• _Job_
Once the pictures are set aside, transcribe the remaining data exactly.

• _Listed entries_
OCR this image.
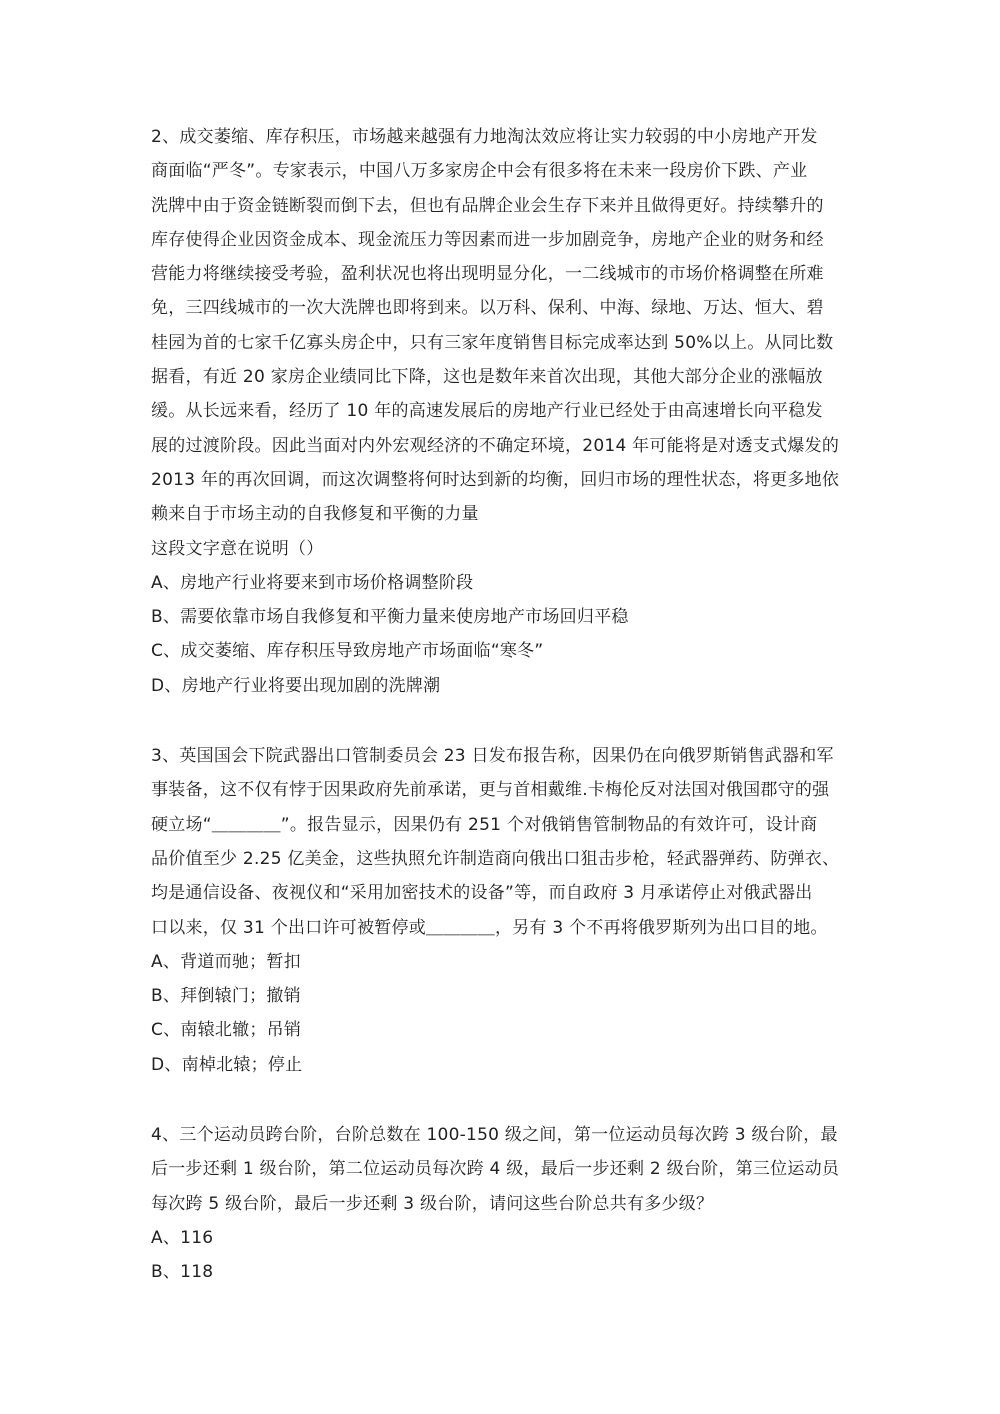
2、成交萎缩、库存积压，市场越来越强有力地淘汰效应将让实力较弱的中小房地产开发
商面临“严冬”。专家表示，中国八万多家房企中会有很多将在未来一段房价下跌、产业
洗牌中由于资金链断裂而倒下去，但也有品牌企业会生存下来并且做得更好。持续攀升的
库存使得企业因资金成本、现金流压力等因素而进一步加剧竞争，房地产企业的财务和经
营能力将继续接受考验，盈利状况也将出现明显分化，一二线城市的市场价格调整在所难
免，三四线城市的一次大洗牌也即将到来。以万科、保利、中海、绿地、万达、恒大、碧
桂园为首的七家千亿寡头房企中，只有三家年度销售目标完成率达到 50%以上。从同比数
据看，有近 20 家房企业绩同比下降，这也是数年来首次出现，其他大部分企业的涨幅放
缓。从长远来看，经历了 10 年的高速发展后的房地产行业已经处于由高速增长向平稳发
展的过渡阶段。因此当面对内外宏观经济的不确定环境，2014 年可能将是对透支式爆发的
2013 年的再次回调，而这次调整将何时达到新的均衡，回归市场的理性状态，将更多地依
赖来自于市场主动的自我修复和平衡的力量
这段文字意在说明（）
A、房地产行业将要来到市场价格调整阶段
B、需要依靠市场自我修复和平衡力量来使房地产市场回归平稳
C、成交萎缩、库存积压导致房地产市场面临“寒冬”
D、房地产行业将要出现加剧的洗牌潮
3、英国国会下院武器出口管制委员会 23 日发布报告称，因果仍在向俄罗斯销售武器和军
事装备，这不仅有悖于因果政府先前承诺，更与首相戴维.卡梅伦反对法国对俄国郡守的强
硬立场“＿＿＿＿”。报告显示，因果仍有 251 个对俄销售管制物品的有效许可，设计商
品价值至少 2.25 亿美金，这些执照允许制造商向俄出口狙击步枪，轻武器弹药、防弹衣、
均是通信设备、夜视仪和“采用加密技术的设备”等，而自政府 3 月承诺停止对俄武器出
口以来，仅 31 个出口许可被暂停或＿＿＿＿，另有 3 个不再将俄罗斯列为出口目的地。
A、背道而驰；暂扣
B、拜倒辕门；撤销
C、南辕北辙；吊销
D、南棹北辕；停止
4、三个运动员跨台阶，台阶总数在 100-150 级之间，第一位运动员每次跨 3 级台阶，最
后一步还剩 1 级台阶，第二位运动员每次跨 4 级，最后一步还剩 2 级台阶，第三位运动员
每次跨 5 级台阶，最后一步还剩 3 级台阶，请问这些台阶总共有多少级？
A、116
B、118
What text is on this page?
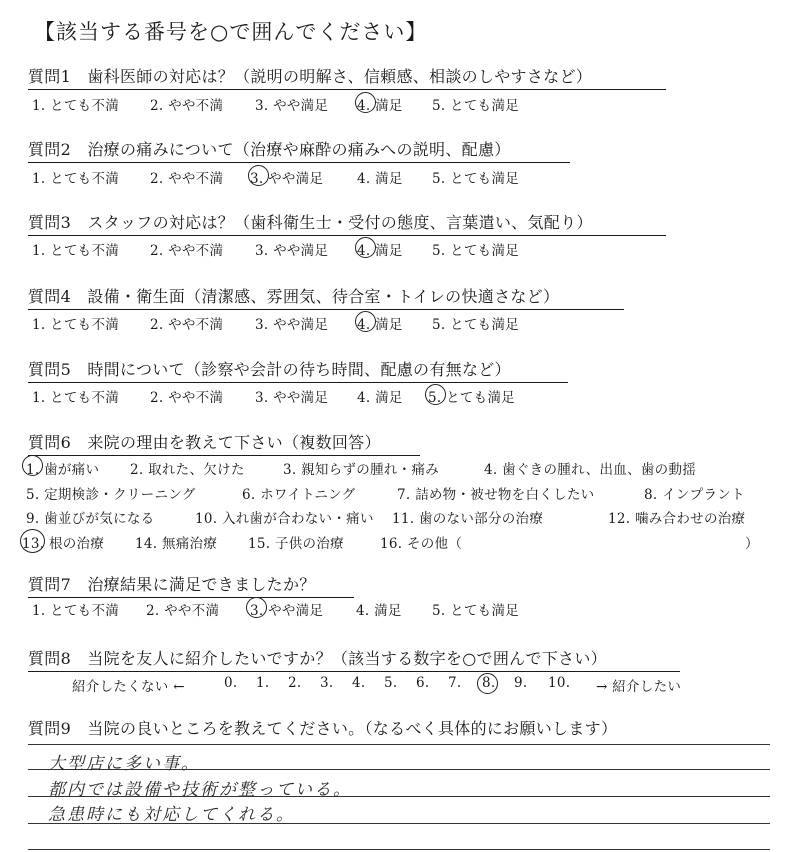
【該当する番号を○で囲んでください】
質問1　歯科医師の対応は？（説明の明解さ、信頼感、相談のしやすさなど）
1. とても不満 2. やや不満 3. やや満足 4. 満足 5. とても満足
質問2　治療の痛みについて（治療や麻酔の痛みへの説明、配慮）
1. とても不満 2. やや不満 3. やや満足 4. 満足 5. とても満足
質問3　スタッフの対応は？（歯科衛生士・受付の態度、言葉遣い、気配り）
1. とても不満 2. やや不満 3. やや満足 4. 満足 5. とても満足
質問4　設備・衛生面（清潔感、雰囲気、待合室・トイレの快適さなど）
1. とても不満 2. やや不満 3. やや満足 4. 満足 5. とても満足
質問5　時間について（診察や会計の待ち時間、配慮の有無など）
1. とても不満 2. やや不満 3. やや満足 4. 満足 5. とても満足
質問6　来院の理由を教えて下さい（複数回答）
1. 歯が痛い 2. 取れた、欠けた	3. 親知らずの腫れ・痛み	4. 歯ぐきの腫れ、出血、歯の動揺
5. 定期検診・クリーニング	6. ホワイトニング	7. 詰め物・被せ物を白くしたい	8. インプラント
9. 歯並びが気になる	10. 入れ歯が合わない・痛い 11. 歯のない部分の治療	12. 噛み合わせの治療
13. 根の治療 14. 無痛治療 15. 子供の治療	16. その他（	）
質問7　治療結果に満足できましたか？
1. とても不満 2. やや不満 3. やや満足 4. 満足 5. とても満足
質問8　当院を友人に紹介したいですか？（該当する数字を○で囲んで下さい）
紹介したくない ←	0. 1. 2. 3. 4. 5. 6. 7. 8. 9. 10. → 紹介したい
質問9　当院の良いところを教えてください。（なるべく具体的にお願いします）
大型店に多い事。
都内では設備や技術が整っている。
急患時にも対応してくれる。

• _Result of the task_
OCR this image.
2、成交萎缩、库存积压，市场越来越强有力地淘汰效应将让实力较弱的中小房地产开发
商面临“严冬”。专家表示，中国八万多家房企中会有很多将在未来一段房价下跌、产业
洗牌中由于资金链断裂而倒下去，但也有品牌企业会生存下来并且做得更好。持续攀升的
库存使得企业因资金成本、现金流压力等因素而进一步加剧竞争，房地产企业的财务和经
营能力将继续接受考验，盈利状况也将出现明显分化，一二线城市的市场价格调整在所难
免，三四线城市的一次大洗牌也即将到来。以万科、保利、中海、绿地、万达、恒大、碧
桂园为首的七家千亿寡头房企中，只有三家年度销售目标完成率达到 50%以上。从同比数
据看，有近 20 家房企业绩同比下降，这也是数年来首次出现，其他大部分企业的涨幅放
缓。从长远来看，经历了 10 年的高速发展后的房地产行业已经处于由高速增长向平稳发
展的过渡阶段。因此当面对内外宏观经济的不确定环境，2014 年可能将是对透支式爆发的
2013 年的再次回调，而这次调整将何时达到新的均衡，回归市场的理性状态，将更多地依
赖来自于市场主动的自我修复和平衡的力量
这段文字意在说明（）
A、房地产行业将要来到市场价格调整阶段
B、需要依靠市场自我修复和平衡力量来使房地产市场回归平稳
C、成交萎缩、库存积压导致房地产市场面临“寒冬”
D、房地产行业将要出现加剧的洗牌潮
3、英国国会下院武器出口管制委员会 23 日发布报告称，因果仍在向俄罗斯销售武器和军
事装备，这不仅有悖于因果政府先前承诺，更与首相戴维.卡梅伦反对法国对俄国郡守的强
硬立场“＿＿＿＿”。报告显示，因果仍有 251 个对俄销售管制物品的有效许可，设计商
品价值至少 2.25 亿美金，这些执照允许制造商向俄出口狙击步枪，轻武器弹药、防弹衣、
均是通信设备、夜视仪和“采用加密技术的设备”等，而自政府 3 月承诺停止对俄武器出
口以来，仅 31 个出口许可被暂停或＿＿＿＿，另有 3 个不再将俄罗斯列为出口目的地。
A、背道而驰；暂扣
B、拜倒辕门；撤销
C、南辕北辙；吊销
D、南棹北辕；停止
4、三个运动员跨台阶，台阶总数在 100-150 级之间，第一位运动员每次跨 3 级台阶，最
后一步还剩 1 级台阶，第二位运动员每次跨 4 级，最后一步还剩 2 级台阶，第三位运动员
每次跨 5 级台阶，最后一步还剩 3 级台阶，请问这些台阶总共有多少级？
A、116
B、118
What text is on this page?
【該当する番号を○で囲んでください】
質問1　歯科医師の対応は？（説明の明解さ、信頼感、相談のしやすさなど）
1. とても不満 2. やや不満 3. やや満足 4. 満足 5. とても満足
質問2　治療の痛みについて（治療や麻酔の痛みへの説明、配慮）
1. とても不満 2. やや不満 3. やや満足 4. 満足 5. とても満足
質問3　スタッフの対応は？（歯科衛生士・受付の態度、言葉遣い、気配り）
1. とても不満 2. やや不満 3. やや満足 4. 満足 5. とても満足
質問4　設備・衛生面（清潔感、雰囲気、待合室・トイレの快適さなど）
1. とても不満 2. やや不満 3. やや満足 4. 満足 5. とても満足
質問5　時間について（診察や会計の待ち時間、配慮の有無など）
1. とても不満 2. やや不満 3. やや満足 4. 満足 5. とても満足
質問6　来院の理由を教えて下さい（複数回答）
1. 歯が痛い 2. 取れた、欠けた	3. 親知らずの腫れ・痛み	4. 歯ぐきの腫れ、出血、歯の動揺
5. 定期検診・クリーニング	6. ホワイトニング	7. 詰め物・被せ物を白くしたい	8. インプラント
9. 歯並びが気になる	10. 入れ歯が合わない・痛い 11. 歯のない部分の治療	12. 噛み合わせの治療
13. 根の治療 14. 無痛治療 15. 子供の治療	16. その他（	）
質問7　治療結果に満足できましたか？
1. とても不満 2. やや不満 3. やや満足 4. 満足 5. とても満足
質問8　当院を友人に紹介したいですか？（該当する数字を○で囲んで下さい）
紹介したくない ←	0. 1. 2. 3. 4. 5. 6. 7. 8. 9. 10. → 紹介したい
質問9　当院の良いところを教えてください。（なるべく具体的にお願いします）
大型店に多い事。
都内では設備や技術が整っている。
急患時にも対応してくれる。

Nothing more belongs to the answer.